══ Materials provided

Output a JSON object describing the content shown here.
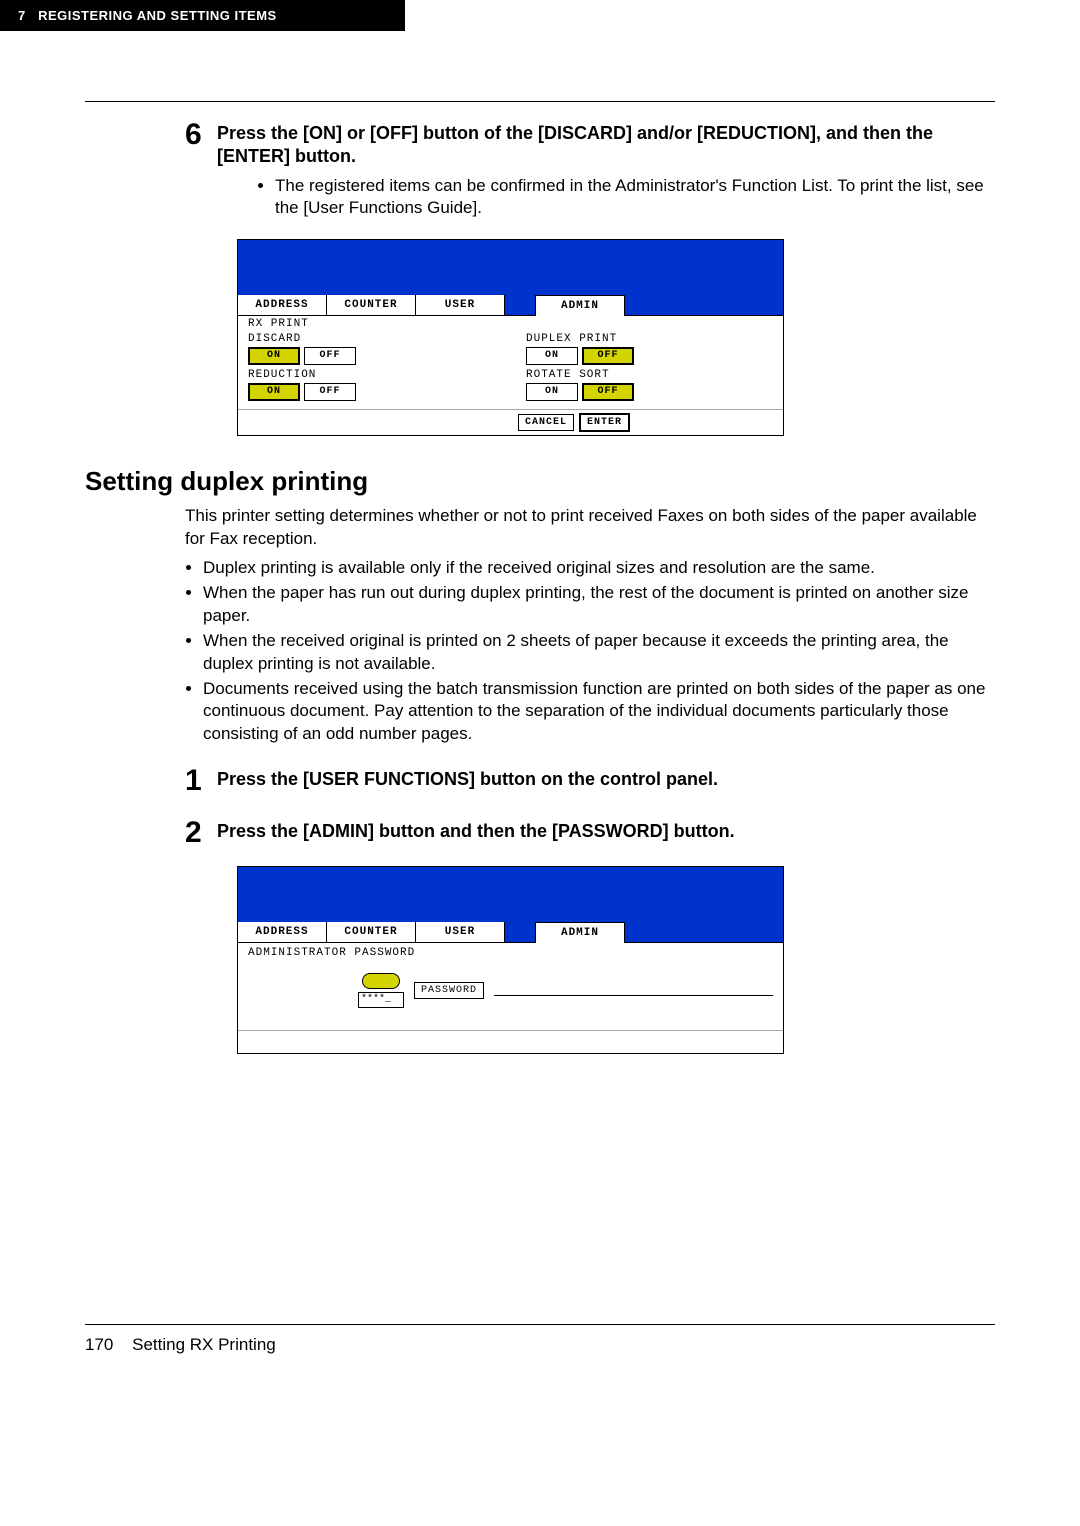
{
  "header": {
    "chapter_num": "7",
    "chapter_title": "REGISTERING AND SETTING ITEMS"
  },
  "step6": {
    "num": "6",
    "title": "Press the [ON] or [OFF] button of the [DISCARD] and/or [REDUCTION], and then the [ENTER] button.",
    "bullet1": "The registered items can be confirmed in the Administrator's Function List. To print the list, see the [User Functions Guide]."
  },
  "screenshot1": {
    "tabs": {
      "address": "ADDRESS",
      "counter": "COUNTER",
      "user": "USER",
      "admin": "ADMIN"
    },
    "title": "RX PRINT",
    "discard": "DISCARD",
    "reduction": "REDUCTION",
    "duplex_print": "DUPLEX PRINT",
    "rotate_sort": "ROTATE SORT",
    "on": "ON",
    "off": "OFF",
    "cancel": "CANCEL",
    "enter": "ENTER"
  },
  "section": {
    "heading": "Setting duplex printing",
    "intro": "This printer setting determines whether or not to print received Faxes on both sides of the paper available for Fax reception.",
    "b1": "Duplex printing is available only if the received original sizes and resolution are the same.",
    "b2": "When the paper has run out during duplex printing, the rest of the document is printed on another size paper.",
    "b3": "When the received original is printed on 2 sheets of paper because it exceeds the printing area, the duplex printing is not available.",
    "b4": "Documents received using the batch transmission function are printed on both sides of the paper as one continuous document. Pay attention to the separation of the individual documents particularly those consisting of an odd number pages."
  },
  "step1": {
    "num": "1",
    "title": "Press the [USER FUNCTIONS] button on the control panel."
  },
  "step2": {
    "num": "2",
    "title": "Press the [ADMIN] button and then the [PASSWORD] button."
  },
  "screenshot2": {
    "tabs": {
      "address": "ADDRESS",
      "counter": "COUNTER",
      "user": "USER",
      "admin": "ADMIN"
    },
    "title": "ADMINISTRATOR PASSWORD",
    "mask": "****_",
    "password": "PASSWORD"
  },
  "footer": {
    "page_num": "170",
    "section": "Setting RX Printing"
  }
}
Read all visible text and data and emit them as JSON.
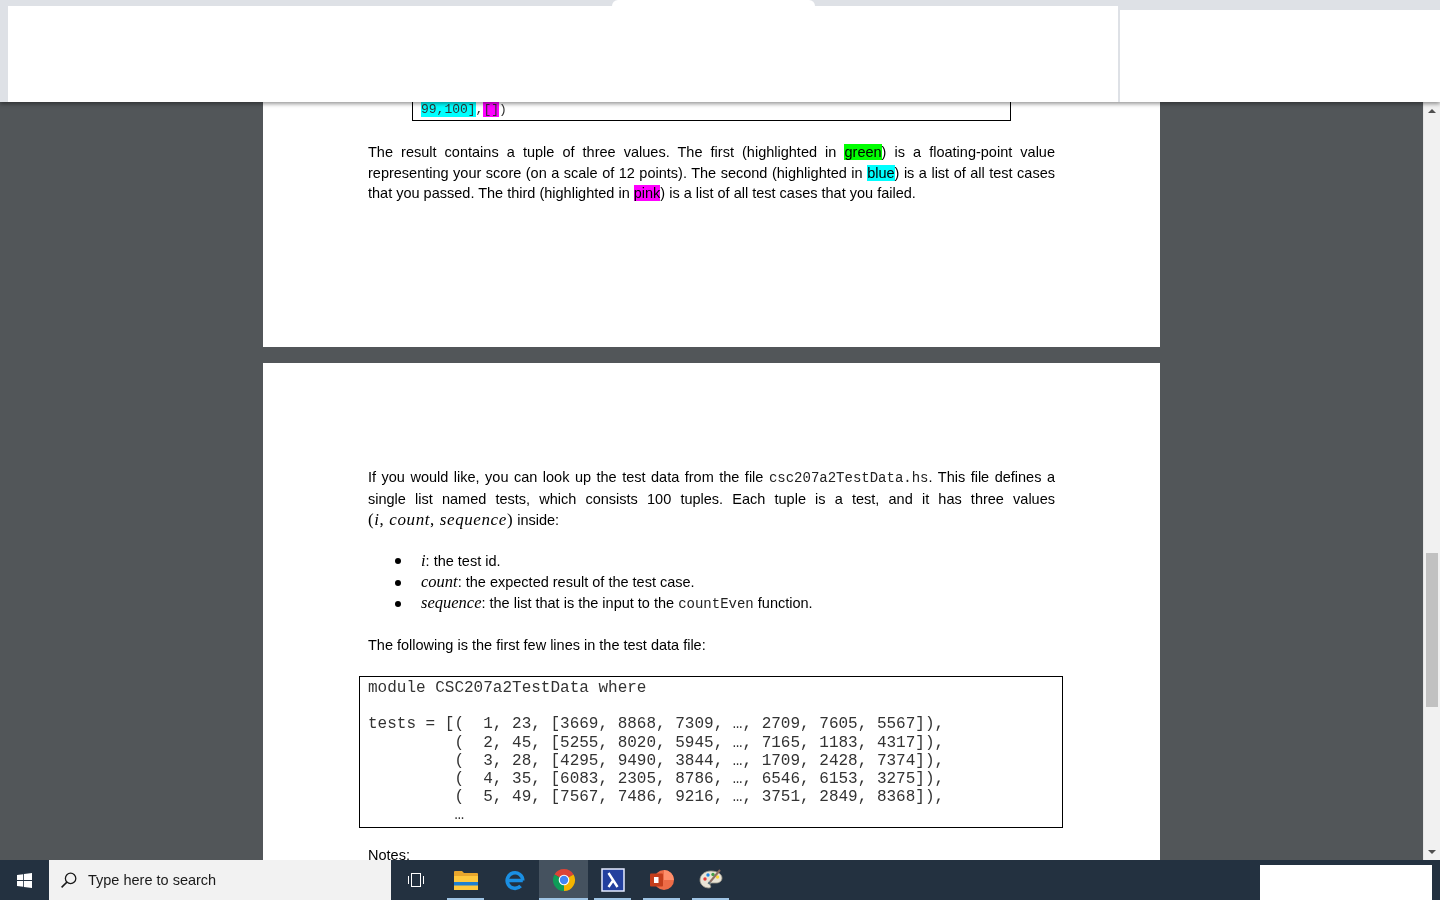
{
  "document": {
    "pages": [
      {
        "blocks": [
          {
            "kind": "output",
            "groups": [
              {
                "lines": [
                  [
                    {
                      "kind": "mark",
                      "text": "99,100]",
                      "color": "#00ffff"
                    },
                    {
                      "kind": "text",
                      "text": ","
                    },
                    {
                      "kind": "mark",
                      "text": "[]",
                      "color": "#ff00ff"
                    },
                    {
                      "kind": "text",
                      "text": ")"
                    }
                  ]
                ]
              }
            ]
          },
          {
            "kind": "paragraph",
            "segments": [
              {
                "kind": "text",
                "text": "The result contains a tuple of three values. The first (highlighted in "
              },
              {
                "kind": "mark",
                "text": "green",
                "color": "#00ff00"
              },
              {
                "kind": "text",
                "text": ") is a floating-point value representing your score (on a scale of 12 points). The second (highlighted in "
              },
              {
                "kind": "mark",
                "text": "blue",
                "color": "#00ffff"
              },
              {
                "kind": "text",
                "text": ") is a list of all test cases that you passed. The third (highlighted in "
              },
              {
                "kind": "mark",
                "text": "pink",
                "color": "#ff00ff"
              },
              {
                "kind": "text",
                "text": ") is a list of all test cases that you failed."
              }
            ]
          }
        ]
      },
      {
        "blocks": [
          {
            "kind": "paragraph",
            "segments": [
              {
                "kind": "text",
                "text": "If you would like, you can look up the test data from the file "
              },
              {
                "kind": "code",
                "text": "csc207a2TestData.hs"
              },
              {
                "kind": "text",
                "text": ". This file defines a single list named tests, which consists 100 tuples. Each tuple is a test, and it has three values "
              },
              {
                "kind": "math",
                "text": "(*i*, *count*, *sequence*)"
              },
              {
                "kind": "text",
                "text": " inside:"
              }
            ]
          },
          {
            "kind": "bullets",
            "items": [
              {
                "segments": [
                  {
                    "kind": "var",
                    "text": "i"
                  },
                  {
                    "kind": "text",
                    "text": ": the test id."
                  }
                ]
              },
              {
                "segments": [
                  {
                    "kind": "var",
                    "text": "count"
                  },
                  {
                    "kind": "text",
                    "text": ": the expected result of the test case."
                  }
                ]
              },
              {
                "segments": [
                  {
                    "kind": "var",
                    "text": "sequence"
                  },
                  {
                    "kind": "text",
                    "text": ": the list that is the input to the "
                  },
                  {
                    "kind": "code",
                    "text": "countEven"
                  },
                  {
                    "kind": "text",
                    "text": " function."
                  }
                ]
              }
            ]
          },
          {
            "kind": "paragraph",
            "segments": [
              {
                "kind": "text",
                "text": "The following is the first few lines in the test data file:"
              }
            ]
          },
          {
            "kind": "code",
            "groups": [
              {
                "lines": [
                  [
                    {
                      "kind": "text",
                      "text": "module CSC207a2TestData where"
                    }
                  ]
                ]
              },
              {
                "lines": [
                  [
                    {
                      "kind": "text",
                      "text": "tests = [(  1, 23, [3669, 8868, 7309, …, 2709, 7605, 5567]),"
                    }
                  ],
                  [
                    {
                      "kind": "text",
                      "text": "         (  2, 45, [5255, 8020, 5945, …, 7165, 1183, 4317]),"
                    }
                  ],
                  [
                    {
                      "kind": "text",
                      "text": "         (  3, 28, [4295, 9490, 3844, …, 1709, 2428, 7374]),"
                    }
                  ],
                  [
                    {
                      "kind": "text",
                      "text": "         (  4, 35, [6083, 2305, 8786, …, 6546, 6153, 3275]),"
                    }
                  ],
                  [
                    {
                      "kind": "text",
                      "text": "         (  5, 49, [7567, 7486, 9216, …, 3751, 2849, 8368]),"
                    }
                  ],
                  [
                    {
                      "kind": "text",
                      "text": "         …"
                    }
                  ]
                ]
              }
            ]
          },
          {
            "kind": "heading",
            "segments": [
              {
                "kind": "text",
                "text": "Notes:"
              }
            ]
          }
        ]
      }
    ]
  },
  "taskbar": {
    "search": {
      "placeholder": "Type here to search"
    },
    "apps": [
      {
        "kind": "folder",
        "running": true,
        "active": false
      },
      {
        "kind": "letter-e",
        "running": false,
        "active": false
      },
      {
        "kind": "segmented-circle",
        "running": true,
        "active": true
      },
      {
        "kind": "lambda",
        "running": true,
        "active": false
      },
      {
        "kind": "presentation",
        "running": true,
        "active": false
      },
      {
        "kind": "palette",
        "running": true,
        "active": false
      }
    ]
  }
}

════

▶ _What you have to do_: Lines containing the word "heading" are to be tallied; report only the total.

▶ _Full response_: 2